Data lines:
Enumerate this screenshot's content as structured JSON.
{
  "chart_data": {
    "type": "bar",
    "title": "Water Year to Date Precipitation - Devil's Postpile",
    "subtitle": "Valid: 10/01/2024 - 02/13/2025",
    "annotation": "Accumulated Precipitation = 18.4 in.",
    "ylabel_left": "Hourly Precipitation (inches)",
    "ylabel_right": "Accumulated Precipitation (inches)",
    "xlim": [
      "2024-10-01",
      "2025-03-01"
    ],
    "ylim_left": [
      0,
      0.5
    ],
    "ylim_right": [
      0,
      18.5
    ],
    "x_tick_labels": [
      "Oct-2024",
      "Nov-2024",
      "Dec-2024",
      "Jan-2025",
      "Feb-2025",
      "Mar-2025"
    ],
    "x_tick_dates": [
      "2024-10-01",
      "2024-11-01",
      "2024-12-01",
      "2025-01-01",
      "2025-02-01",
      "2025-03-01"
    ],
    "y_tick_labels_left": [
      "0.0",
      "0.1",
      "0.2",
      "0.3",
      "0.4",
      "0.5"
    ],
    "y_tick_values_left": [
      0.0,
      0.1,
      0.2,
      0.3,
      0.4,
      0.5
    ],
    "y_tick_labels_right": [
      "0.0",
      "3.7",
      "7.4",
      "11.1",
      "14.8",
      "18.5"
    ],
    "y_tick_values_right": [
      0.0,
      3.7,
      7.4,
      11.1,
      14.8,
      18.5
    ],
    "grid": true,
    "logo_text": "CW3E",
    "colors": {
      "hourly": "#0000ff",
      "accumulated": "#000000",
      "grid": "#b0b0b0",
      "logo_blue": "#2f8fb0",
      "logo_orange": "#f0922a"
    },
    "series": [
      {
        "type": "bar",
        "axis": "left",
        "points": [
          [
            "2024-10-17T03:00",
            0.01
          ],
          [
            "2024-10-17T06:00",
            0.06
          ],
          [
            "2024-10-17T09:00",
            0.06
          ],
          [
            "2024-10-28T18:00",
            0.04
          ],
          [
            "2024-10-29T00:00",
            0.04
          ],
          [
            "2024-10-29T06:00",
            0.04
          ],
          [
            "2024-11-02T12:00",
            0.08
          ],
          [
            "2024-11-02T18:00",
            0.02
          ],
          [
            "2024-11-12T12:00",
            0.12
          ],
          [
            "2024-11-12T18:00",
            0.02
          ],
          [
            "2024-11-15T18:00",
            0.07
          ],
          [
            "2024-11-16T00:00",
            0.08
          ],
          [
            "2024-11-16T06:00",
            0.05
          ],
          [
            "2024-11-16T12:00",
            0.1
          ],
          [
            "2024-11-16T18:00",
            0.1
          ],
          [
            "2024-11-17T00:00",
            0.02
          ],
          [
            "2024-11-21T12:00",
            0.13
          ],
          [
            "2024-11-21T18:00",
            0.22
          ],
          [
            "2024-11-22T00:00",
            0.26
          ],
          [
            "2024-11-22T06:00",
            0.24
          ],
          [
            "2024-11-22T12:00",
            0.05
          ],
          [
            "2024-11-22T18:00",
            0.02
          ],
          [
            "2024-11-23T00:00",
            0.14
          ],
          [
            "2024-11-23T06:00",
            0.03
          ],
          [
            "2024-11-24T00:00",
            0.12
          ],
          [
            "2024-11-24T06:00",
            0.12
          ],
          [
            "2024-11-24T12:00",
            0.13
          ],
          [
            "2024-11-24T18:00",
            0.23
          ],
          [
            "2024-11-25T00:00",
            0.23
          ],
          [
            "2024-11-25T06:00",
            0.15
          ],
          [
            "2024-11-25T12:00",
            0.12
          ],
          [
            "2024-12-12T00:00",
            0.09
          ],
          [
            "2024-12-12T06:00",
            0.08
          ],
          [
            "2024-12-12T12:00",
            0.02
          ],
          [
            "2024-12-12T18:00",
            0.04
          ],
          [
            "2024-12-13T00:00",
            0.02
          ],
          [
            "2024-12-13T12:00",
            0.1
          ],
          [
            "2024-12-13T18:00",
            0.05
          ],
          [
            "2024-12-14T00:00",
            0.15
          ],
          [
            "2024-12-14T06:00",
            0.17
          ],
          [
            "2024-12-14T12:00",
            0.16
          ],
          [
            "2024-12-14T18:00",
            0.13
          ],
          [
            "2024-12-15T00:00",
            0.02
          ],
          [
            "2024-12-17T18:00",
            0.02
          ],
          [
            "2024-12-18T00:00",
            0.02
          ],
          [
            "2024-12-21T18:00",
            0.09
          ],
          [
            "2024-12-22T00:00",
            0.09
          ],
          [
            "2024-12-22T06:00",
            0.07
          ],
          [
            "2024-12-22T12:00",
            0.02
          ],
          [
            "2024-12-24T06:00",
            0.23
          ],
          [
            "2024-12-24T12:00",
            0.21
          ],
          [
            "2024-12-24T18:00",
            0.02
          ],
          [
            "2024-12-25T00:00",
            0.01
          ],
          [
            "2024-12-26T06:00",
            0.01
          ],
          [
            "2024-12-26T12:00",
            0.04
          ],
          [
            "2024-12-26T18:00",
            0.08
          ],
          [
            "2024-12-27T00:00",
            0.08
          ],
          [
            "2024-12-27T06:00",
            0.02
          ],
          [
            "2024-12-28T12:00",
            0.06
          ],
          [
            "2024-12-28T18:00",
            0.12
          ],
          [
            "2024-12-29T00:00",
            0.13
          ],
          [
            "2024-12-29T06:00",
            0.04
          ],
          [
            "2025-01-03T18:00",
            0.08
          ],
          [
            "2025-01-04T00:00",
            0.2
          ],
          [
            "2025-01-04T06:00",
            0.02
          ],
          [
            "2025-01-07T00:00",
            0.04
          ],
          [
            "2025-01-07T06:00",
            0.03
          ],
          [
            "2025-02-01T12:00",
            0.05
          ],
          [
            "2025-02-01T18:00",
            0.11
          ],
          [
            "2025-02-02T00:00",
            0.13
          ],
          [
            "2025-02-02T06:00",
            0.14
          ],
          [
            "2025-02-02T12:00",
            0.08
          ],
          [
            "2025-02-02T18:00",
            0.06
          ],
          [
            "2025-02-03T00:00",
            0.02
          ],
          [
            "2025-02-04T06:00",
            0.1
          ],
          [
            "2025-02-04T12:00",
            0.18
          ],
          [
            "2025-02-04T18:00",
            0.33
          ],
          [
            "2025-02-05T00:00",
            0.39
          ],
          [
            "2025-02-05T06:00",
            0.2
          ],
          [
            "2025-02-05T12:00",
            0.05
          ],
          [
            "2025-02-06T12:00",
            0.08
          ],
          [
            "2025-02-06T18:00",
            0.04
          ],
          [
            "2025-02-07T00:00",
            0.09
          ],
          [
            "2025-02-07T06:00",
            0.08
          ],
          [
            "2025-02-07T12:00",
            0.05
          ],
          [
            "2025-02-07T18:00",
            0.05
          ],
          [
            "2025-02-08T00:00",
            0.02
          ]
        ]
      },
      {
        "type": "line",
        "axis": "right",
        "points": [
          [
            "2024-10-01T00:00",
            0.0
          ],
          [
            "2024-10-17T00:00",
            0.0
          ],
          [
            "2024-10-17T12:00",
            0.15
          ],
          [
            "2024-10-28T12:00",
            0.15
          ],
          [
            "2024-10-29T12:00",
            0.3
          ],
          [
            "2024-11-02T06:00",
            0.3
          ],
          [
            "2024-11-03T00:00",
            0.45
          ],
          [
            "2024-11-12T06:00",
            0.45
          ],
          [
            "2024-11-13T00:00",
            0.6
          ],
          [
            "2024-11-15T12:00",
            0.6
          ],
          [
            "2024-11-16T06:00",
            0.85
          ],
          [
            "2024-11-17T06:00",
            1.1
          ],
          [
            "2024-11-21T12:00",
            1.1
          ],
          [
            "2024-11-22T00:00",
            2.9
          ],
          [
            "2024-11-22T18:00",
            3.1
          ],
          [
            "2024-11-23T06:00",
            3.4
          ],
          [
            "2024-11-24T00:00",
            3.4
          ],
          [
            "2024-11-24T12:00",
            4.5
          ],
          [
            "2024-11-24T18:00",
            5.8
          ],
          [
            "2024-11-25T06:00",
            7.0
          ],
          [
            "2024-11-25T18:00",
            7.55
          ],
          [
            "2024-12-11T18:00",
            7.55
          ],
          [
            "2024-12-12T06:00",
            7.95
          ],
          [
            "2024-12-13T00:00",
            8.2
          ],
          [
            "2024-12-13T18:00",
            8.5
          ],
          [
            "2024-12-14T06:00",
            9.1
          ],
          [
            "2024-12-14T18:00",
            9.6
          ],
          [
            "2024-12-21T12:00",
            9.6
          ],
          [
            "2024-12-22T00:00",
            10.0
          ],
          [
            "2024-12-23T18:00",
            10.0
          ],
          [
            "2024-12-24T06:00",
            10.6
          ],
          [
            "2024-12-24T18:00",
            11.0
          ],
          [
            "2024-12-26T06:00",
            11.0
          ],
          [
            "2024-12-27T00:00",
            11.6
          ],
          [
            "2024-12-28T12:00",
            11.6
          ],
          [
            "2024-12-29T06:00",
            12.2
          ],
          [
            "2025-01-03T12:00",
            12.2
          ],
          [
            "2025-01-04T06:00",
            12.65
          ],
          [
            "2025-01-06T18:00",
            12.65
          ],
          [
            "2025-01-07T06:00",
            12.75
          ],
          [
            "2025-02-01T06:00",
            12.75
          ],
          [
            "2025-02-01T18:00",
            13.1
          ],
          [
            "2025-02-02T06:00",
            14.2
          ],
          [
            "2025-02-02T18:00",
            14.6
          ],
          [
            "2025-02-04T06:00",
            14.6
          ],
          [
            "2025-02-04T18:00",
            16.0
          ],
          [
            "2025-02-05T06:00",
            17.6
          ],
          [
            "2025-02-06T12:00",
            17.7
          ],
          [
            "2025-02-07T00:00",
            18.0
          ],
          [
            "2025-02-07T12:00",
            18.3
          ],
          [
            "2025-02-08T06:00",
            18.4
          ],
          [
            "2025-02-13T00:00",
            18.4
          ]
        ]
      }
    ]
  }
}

Your objective:
From the data above, pick out each line containing "inches" and copy it.

Solution:
    "ylabel_left": "Hourly Precipitation (inches)",
    "ylabel_right": "Accumulated Precipitation (inches)",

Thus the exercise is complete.